▶ What you will do: Copy out every record below with complete accuracy.

*** Records shown

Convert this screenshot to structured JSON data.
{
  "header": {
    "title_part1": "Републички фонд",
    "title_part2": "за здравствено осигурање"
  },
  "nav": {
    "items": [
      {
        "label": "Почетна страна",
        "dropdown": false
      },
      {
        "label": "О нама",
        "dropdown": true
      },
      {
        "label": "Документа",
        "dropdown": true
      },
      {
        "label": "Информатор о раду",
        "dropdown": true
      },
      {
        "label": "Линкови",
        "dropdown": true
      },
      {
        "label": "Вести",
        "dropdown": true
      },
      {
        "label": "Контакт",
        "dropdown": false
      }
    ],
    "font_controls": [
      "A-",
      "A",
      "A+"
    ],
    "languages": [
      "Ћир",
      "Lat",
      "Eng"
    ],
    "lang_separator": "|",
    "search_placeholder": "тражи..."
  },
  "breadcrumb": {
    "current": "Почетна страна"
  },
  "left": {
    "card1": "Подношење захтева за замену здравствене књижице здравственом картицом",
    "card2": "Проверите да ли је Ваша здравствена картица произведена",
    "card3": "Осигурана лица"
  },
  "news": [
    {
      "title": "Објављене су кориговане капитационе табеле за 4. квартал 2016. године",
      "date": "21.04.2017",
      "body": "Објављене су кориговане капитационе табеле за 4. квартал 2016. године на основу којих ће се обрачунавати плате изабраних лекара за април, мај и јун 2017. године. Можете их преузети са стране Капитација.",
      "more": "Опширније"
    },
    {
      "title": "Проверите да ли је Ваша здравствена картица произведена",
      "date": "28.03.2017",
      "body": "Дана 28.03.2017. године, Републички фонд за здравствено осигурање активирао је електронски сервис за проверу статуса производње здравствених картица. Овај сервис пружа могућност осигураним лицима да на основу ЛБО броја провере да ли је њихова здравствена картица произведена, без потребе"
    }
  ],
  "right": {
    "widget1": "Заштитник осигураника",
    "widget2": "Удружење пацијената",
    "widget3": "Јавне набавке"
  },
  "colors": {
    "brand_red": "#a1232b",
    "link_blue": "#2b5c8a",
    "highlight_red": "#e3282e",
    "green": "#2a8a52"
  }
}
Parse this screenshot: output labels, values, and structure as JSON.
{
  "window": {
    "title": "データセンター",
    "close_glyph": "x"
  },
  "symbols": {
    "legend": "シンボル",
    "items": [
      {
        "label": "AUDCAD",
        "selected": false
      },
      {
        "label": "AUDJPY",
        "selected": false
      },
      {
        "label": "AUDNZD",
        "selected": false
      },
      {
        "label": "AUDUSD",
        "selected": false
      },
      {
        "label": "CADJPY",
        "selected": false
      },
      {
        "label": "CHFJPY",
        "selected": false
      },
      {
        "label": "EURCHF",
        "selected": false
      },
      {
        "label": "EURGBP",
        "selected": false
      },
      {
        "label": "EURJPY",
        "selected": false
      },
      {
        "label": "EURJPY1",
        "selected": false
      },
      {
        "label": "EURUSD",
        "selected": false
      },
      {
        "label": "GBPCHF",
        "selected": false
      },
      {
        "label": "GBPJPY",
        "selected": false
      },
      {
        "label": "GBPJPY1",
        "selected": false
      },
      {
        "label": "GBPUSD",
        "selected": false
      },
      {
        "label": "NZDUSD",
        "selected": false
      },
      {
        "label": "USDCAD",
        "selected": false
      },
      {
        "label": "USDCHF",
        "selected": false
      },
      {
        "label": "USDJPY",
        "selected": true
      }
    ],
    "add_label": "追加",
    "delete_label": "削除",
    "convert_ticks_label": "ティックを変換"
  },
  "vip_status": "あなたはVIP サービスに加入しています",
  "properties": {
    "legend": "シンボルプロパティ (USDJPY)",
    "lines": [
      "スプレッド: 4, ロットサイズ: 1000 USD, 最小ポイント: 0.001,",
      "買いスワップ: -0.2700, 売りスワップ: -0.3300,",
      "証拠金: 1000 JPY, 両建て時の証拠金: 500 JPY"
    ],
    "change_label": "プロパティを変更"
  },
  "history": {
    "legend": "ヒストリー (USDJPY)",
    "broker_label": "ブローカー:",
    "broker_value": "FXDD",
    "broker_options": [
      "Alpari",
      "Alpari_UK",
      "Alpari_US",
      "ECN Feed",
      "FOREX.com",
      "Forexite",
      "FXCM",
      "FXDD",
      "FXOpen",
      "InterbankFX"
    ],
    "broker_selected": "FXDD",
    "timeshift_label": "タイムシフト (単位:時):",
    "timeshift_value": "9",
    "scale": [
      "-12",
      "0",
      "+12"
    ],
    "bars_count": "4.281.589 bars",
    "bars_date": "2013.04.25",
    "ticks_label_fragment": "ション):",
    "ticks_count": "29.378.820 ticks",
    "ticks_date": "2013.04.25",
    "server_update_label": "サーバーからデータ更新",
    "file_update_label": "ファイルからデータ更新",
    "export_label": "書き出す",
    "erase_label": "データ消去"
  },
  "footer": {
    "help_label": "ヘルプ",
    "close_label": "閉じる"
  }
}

******

▶ Task response:
Convert this screenshot to structured JSON data.
{
  "header": {
    "title_part1": "Републички фонд",
    "title_part2": "за здравствено осигурање"
  },
  "nav": {
    "items": [
      {
        "label": "Почетна страна",
        "dropdown": false
      },
      {
        "label": "О нама",
        "dropdown": true
      },
      {
        "label": "Документа",
        "dropdown": true
      },
      {
        "label": "Информатор о раду",
        "dropdown": true
      },
      {
        "label": "Линкови",
        "dropdown": true
      },
      {
        "label": "Вести",
        "dropdown": true
      },
      {
        "label": "Контакт",
        "dropdown": false
      }
    ],
    "font_controls": [
      "A-",
      "A",
      "A+"
    ],
    "languages": [
      "Ћир",
      "Lat",
      "Eng"
    ],
    "lang_separator": "|",
    "search_placeholder": "тражи..."
  },
  "breadcrumb": {
    "current": "Почетна страна"
  },
  "left": {
    "card1": "Подношење захтева за замену здравствене књижице здравственом картицом",
    "card2": "Проверите да ли је Ваша здравствена картица произведена",
    "card3": "Осигурана лица"
  },
  "news": [
    {
      "title": "Објављене су кориговане капитационе табеле за 4. квартал 2016. године",
      "date": "21.04.2017",
      "body": "Објављене су кориговане капитационе табеле за 4. квартал 2016. године на основу којих ће се обрачунавати плате изабраних лекара за април, мај и јун 2017. године. Можете их преузети са стране Капитација.",
      "more": "Опширније"
    },
    {
      "title": "Проверите да ли је Ваша здравствена картица произведена",
      "date": "28.03.2017",
      "body": "Дана 28.03.2017. године, Републички фонд за здравствено осигурање активирао је електронски сервис за проверу статуса производње здравствених картица. Овај сервис пружа могућност осигураним лицима да на основу ЛБО броја провере да ли је њихова здравствена картица произведена, без потребе"
    }
  ],
  "right": {
    "widget1": "Заштитник осигураника",
    "widget2": "Удружење пацијената",
    "widget3": "Јавне набавке"
  },
  "colors": {
    "brand_red": "#a1232b",
    "link_blue": "#2b5c8a",
    "highlight_red": "#e3282e",
    "green": "#2a8a52"
  }
}
Parse this screenshot: output labels, values, and structure as JSON.
{
  "window": {
    "title": "データセンター",
    "close_glyph": "x"
  },
  "symbols": {
    "legend": "シンボル",
    "items": [
      {
        "label": "AUDCAD",
        "selected": false
      },
      {
        "label": "AUDJPY",
        "selected": false
      },
      {
        "label": "AUDNZD",
        "selected": false
      },
      {
        "label": "AUDUSD",
        "selected": false
      },
      {
        "label": "CADJPY",
        "selected": false
      },
      {
        "label": "CHFJPY",
        "selected": false
      },
      {
        "label": "EURCHF",
        "selected": false
      },
      {
        "label": "EURGBP",
        "selected": false
      },
      {
        "label": "EURJPY",
        "selected": false
      },
      {
        "label": "EURJPY1",
        "selected": false
      },
      {
        "label": "EURUSD",
        "selected": false
      },
      {
        "label": "GBPCHF",
        "selected": false
      },
      {
        "label": "GBPJPY",
        "selected": false
      },
      {
        "label": "GBPJPY1",
        "selected": false
      },
      {
        "label": "GBPUSD",
        "selected": false
      },
      {
        "label": "NZDUSD",
        "selected": false
      },
      {
        "label": "USDCAD",
        "selected": false
      },
      {
        "label": "USDCHF",
        "selected": false
      },
      {
        "label": "USDJPY",
        "selected": true
      }
    ],
    "add_label": "追加",
    "delete_label": "削除",
    "convert_ticks_label": "ティックを変換"
  },
  "vip_status": "あなたはVIP サービスに加入しています",
  "properties": {
    "legend": "シンボルプロパティ (USDJPY)",
    "lines": [
      "スプレッド: 4, ロットサイズ: 1000 USD, 最小ポイント: 0.001,",
      "買いスワップ: -0.2700, 売りスワップ: -0.3300,",
      "証拠金: 1000 JPY, 両建て時の証拠金: 500 JPY"
    ],
    "change_label": "プロパティを変更"
  },
  "history": {
    "legend": "ヒストリー (USDJPY)",
    "broker_label": "ブローカー:",
    "broker_value": "FXDD",
    "broker_options": [
      "Alpari",
      "Alpari_UK",
      "Alpari_US",
      "ECN Feed",
      "FOREX.com",
      "Forexite",
      "FXCM",
      "FXDD",
      "FXOpen",
      "InterbankFX"
    ],
    "broker_selected": "FXDD",
    "timeshift_label": "タイムシフト (単位:時):",
    "timeshift_value": "9",
    "scale": [
      "-12",
      "0",
      "+12"
    ],
    "bars_count": "4.281.589 bars",
    "bars_date": "2013.04.25",
    "ticks_label_fragment": "ション):",
    "ticks_count": "29.378.820 ticks",
    "ticks_date": "2013.04.25",
    "server_update_label": "サーバーからデータ更新",
    "file_update_label": "ファイルからデータ更新",
    "export_label": "書き出す",
    "erase_label": "データ消去"
  },
  "footer": {
    "help_label": "ヘルプ",
    "close_label": "閉じる"
  }
}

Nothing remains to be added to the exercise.